======== RAW RECORDS ========

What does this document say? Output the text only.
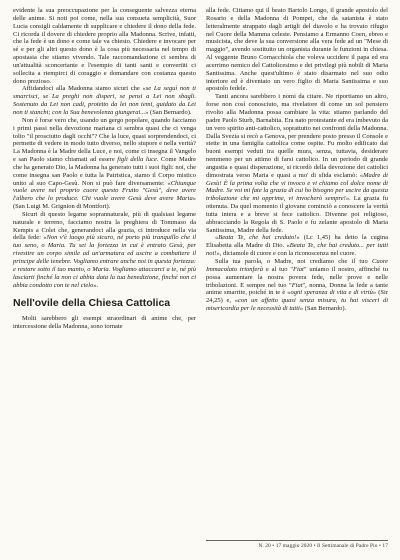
evidente la sua preoccupazione per la conseguente salvezza eterna delle anime. Si noti poi come, nella sua consueta semplicità, Suor Lucia consigli caldamente di supplicare e chiedere il dono della fede. Ci ricorda il dovere di chiedere proprio alla Madonna. Scrive, infatti, che la fede è un dono e come tale va chiesto. Chiedere e invocare per sé e per gli altri questo dono è la cosa più necessaria nel tempo di apostasia che stiamo vivendo. Tale raccomandazione ci sembra di un'attualità sconcertante e l'esempio di tanti santi e convertiti ci sollecita a riempirci di coraggio e domandare con costanza questo dono prezioso.

Affidandoci alla Madonna siamo sicuri che «se La seguì non ti smarrisci, se La preghi non disperi, se pensi a Lei non sbagli. Sostenuto da Lei non cadi, protetto da lei non temi, guidato da Lei non ti stanchi; con la Sua benevolenza giungerai...» (San Bernardo).

Non è forse vero che, usando un gergo popolare, quando facciamo i primi passi nella devozione mariana ci sembra quasi che ci venga tolto "il prosciutto dagli occhi"? Che la luce, quasi sorprendendoci, ci permette di vedere in modo tutto diverso, nello stupore e nella verità? La Madonna è la Madre della Luce, e noi, come ci insegna il Vangelo e san Paolo siamo chiamati ad essere figli della luce. Come Madre che ha generato Dio, la Madonna ha generato tutti i suoi figli: noi, che come insegna san Paolo e tutta la Patristica, siamo il Corpo mistico unito al suo Capo-Gesù. Non si può fare diversamente: «Chiunque vuole avere nel proprio cuore questo Frutto "Gesù", deve avere l'albero che lo produce. Chi vuole avere Gesù deve avere Maria» (San Luigi M. Grignion di Montfort).

Sicuri di questo legame soprannaturale, più di qualsiasi legame naturale e terreno, facciamo nostra la preghiera di Tommaso da Kempis a Colei che, generandoci alla grazia, ci introduce nella via della fede: «Non v'è luogo più sicuro, né porto più tranquillo che il tuo seno, o Maria. Tu sei la fortezza in cui è entrato Gesù, per rivestire un corpo simile ad un'armatura ed uscire a combattere il principe delle tenebre. Vogliamo entrare anche noi in questa fortezza: e restare sotto il tuo manto, o Maria. Vogliamo attaccarci a te, né più lasciarti finché la non ci abbia data la tua benedizione, finché non ci abbia condotto con te nel cielo».

Nell'ovile della Chiesa Cattolica

Molti sarebbero gli esempi straordinari di anime che, per intercessione della Madonna, sono tornate

alla fede. Citiamo qui il beato Bartolo Longo, il grande apostolo del Rosario e della Madonna di Pompei, che da satanista è stato letteralmente strappato dagli artigli del diavolo e ha trovato rifugio nel Cuore della Mamma celeste. Pensiamo a Ermanno Coen, ebreo e musicista, che deve la sua conversione alla vera fede ad un "Mese di maggio", avendo sostituito un organista durante le funzioni in chiesa. Al veggente Bruno Cornacchiola che voleva uccidere il papa ed era acerrimo nemico del Cattolicesimo e dei privilegi più nobili di Maria Santissima. Anche quest'ultimo è stato disarmato nel suo odio interiore ed è diventato un vero figlio di Maria Santissima e suo apostolo fedele.

Tanti ancora sarebbero i nomi da citare. Ne riportiamo un altro, forse non così conosciuto, ma rivelatore di come un sol pensiero rivolto alla Madonna possa cambiare la vita: stiamo parlando del padre Paolo Sturb, Barnabita. Era nato protestante ed era imbevuto da un vero spirito anti-cattolico, soprattutto nei confronti della Madonna. Dalla Svezia si recò a Genova, per prendere posto presso il Console e stette in una famiglia cattolica come ospite. Fu molto edificato dai buoni esempi veduti tra quelle mura, senza, tuttavia, desiderare nemmeno per un attimo di farsi cattolico. In un periodo di grande angustia e quasi disperazione, si ricordò della devozione dei cattolici dimostrata verso Maria e quasi a mo' di sfida esclamò: «Madre di Gesù! È la prima volta che vi invoco e vi chiamo col dolce nome di Madre. Se voi mi fate la grazia di cui ho bisogno per uscire da questa tribolazione che mi opprime, vi invocherò sempre!». La grazia fu ottenuta. Da quel momento il giovane cominciò a conoscere la verità tutta intera e a breve si fece cattolico. Divenne poi religioso, abbracciando la Regola di S. Paolo e fu zelante apostolo di Maria Santissima, Madre della fede.

«Beata Te, che hai creduto!» (Lc 1,45) ha detto la cugina Elisabetta alla Madre di Dio. «Beata Te, che hai creduto... per tutti noi!», diciamole di cuore e con la riconoscenza nel cuore.

Sulla tua parola, o Madre, noi crediamo che il tuo Cuore Immacolato trionferà e al tuo "Fiat" uniamo il nostro, affinché tu possa aumentare la nostra povera fede, nelle prove e nelle tribolazioni. E sempre nel tuo "Fiat", nonna, Donna la fede a tante anime smarrite, poiché in te è «ogni speranza di vita e di virtù» (Sir 24,25) e, «con un affetto quasi senza misura, tu hai visceri di misericordia per le necessità di tutti» (San Bernardo).

N. 20 • 17 maggio 2020 • Il Settimanale di Padre Pio • 17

========

● **WRITTEN REQUEST**: Report all lines of the data above that include the string "tutta".

● **EXERCISE OUTPUT**:
Non è forse vero che, usando un gergo popolare, quando facciamo i primi passi nella devozione mariana ci sembra quasi che ci venga tolto "il prosciutto dagli occhi"? Che la luce, quasi sorprendendoci, ci permette di vedere in modo tutto diverso, nello stupore e nella verità? La Madonna è la Madre della Luce, e noi, come ci insegna il Vangelo e san Paolo siamo chiamati ad essere figli della luce. Come Madre che ha generato Dio, la Madonna ha generato tutti i suoi figli: noi, che come insegna san Paolo e tutta la Patristica, siamo il Corpo mistico unito al suo Capo-Gesù. Non si può fare diversamente: «Chiunque vuole avere nel proprio cuore questo Frutto "Gesù", deve avere l'albero che lo produce. Chi vuole avere Gesù deve avere Maria» (San Luigi M. Grignion di Montfort).
Tanti ancora sarebbero i nomi da citare. Ne riportiamo un altro, forse non così conosciuto, ma rivelatore di come un sol pensiero rivolto alla Madonna possa cambiare la vita: stiamo parlando del padre Paolo Sturb, Barnabita. Era nato protestante ed era imbevuto da un vero spirito anti-cattolico, soprattutto nei confronti della Madonna. Dalla Svezia si recò a Genova, per prendere posto presso il Console e stette in una famiglia cattolica come ospite. Fu molto edificato dai buoni esempi veduti tra quelle mura, senza, tuttavia, desiderare nemmeno per un attimo di farsi cattolico. In un periodo di grande angustia e quasi disperazione, si ricordò della devozione dei cattolici dimostrata verso Maria e quasi a mo' di sfida esclamò: «Madre di Gesù! È la prima volta che vi invoco e vi chiamo col dolce nome di Madre. Se voi mi fate la grazia di cui ho bisogno per uscire da questa tribolazione che mi opprime, vi invocherò sempre!». La grazia fu ottenuta. Da quel momento il giovane cominciò a conoscere la verità tutta intera e a breve si fece cattolico. Divenne poi religioso, abbracciando la Regola di S. Paolo e fu zelante apostolo di Maria Santissima, Madre della fede.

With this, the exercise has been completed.